- AIM OF THE TASK
Copy out all lines in the data below containing the string "Lavaca".

=== MATERIAL FOR THIS TASK ===

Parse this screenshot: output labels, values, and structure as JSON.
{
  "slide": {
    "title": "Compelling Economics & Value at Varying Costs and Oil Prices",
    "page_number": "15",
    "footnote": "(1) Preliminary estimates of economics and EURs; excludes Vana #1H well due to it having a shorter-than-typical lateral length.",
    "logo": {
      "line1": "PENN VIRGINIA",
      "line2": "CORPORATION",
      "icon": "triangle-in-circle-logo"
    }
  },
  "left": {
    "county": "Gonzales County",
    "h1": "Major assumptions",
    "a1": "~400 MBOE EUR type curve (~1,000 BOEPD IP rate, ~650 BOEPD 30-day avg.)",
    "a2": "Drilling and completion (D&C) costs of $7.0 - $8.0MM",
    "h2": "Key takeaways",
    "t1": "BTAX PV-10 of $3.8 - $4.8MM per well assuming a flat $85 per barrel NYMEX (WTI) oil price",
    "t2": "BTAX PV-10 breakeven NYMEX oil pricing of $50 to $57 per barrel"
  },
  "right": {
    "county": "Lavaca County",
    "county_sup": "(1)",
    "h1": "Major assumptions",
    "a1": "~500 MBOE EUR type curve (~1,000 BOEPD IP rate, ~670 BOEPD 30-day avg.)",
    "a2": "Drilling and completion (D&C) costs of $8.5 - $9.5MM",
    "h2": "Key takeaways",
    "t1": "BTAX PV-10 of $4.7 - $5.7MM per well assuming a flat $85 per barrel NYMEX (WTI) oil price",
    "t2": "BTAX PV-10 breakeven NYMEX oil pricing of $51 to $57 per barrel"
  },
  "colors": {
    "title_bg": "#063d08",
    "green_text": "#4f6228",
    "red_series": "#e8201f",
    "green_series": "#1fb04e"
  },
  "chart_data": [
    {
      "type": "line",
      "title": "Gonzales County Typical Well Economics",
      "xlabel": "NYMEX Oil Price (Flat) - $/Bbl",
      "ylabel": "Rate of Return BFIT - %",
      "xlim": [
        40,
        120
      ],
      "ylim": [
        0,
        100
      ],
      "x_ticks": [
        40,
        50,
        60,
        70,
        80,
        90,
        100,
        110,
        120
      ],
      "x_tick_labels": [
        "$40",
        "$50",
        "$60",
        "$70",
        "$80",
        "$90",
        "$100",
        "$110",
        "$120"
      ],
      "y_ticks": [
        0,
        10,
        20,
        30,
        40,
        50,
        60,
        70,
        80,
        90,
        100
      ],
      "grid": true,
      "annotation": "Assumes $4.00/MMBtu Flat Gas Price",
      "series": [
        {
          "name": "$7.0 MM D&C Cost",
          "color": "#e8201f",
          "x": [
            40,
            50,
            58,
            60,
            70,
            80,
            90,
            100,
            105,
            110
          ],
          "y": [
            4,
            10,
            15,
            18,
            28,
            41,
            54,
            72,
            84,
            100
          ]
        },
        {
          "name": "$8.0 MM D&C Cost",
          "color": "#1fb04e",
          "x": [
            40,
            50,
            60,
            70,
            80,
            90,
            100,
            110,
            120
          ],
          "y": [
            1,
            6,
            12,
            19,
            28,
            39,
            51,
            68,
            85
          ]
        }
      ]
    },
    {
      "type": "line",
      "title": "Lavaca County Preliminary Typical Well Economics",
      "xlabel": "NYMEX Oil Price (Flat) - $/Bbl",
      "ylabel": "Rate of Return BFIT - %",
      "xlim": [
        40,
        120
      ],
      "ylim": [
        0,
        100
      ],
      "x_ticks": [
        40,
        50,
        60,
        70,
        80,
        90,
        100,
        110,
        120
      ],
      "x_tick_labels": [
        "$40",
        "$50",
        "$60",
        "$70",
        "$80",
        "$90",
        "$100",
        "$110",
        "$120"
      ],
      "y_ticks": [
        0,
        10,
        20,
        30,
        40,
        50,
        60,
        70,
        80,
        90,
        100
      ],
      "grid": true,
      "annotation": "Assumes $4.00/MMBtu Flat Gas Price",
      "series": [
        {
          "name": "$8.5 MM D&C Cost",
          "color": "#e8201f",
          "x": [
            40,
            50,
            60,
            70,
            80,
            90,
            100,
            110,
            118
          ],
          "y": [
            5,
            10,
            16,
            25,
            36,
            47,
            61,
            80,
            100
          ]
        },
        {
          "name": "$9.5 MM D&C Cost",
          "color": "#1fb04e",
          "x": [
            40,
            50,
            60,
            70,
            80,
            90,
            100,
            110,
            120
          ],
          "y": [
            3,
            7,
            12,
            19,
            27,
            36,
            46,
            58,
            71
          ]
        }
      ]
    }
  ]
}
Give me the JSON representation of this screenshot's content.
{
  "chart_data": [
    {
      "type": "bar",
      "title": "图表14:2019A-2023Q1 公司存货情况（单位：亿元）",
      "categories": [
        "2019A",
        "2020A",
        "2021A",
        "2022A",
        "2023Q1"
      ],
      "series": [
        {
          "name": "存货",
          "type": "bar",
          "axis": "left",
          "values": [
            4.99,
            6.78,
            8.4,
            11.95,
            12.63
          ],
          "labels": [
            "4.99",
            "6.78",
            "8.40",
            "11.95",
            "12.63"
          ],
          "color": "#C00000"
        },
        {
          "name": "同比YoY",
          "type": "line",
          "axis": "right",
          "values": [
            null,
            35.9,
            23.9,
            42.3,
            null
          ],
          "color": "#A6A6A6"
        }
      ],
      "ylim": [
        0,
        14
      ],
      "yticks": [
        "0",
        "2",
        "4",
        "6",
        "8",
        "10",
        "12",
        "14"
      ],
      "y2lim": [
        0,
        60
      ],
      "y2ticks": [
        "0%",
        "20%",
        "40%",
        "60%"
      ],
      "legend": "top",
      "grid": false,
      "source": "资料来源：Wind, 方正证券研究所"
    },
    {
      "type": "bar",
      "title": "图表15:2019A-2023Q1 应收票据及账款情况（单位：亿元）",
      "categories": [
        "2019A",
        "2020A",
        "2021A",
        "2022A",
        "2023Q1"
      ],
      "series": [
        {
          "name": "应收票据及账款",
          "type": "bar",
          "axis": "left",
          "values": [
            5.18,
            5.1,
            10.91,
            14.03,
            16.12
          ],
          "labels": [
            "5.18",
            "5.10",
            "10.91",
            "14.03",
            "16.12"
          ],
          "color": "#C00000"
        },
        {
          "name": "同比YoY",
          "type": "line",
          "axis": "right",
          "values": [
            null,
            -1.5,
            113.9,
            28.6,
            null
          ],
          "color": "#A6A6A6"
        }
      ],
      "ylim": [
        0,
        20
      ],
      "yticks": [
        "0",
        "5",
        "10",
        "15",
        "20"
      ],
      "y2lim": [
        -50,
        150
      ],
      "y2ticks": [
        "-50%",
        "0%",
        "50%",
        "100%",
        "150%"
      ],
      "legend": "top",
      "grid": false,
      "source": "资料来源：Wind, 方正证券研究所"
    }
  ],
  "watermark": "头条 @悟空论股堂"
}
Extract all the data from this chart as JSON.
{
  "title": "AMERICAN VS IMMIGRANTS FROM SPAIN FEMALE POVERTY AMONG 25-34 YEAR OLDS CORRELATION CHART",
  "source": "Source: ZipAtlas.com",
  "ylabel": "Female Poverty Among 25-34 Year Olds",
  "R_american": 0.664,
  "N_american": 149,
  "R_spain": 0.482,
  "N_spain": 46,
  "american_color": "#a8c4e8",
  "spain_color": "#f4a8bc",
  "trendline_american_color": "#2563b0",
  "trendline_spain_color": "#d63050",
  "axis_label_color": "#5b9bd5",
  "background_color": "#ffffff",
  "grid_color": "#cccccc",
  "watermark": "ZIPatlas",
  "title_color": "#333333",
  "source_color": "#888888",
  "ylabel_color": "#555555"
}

===

- TASK ANSWER
    "county": "Lavaca County",
      "title": "Lavaca County Preliminary Typical Well Economics",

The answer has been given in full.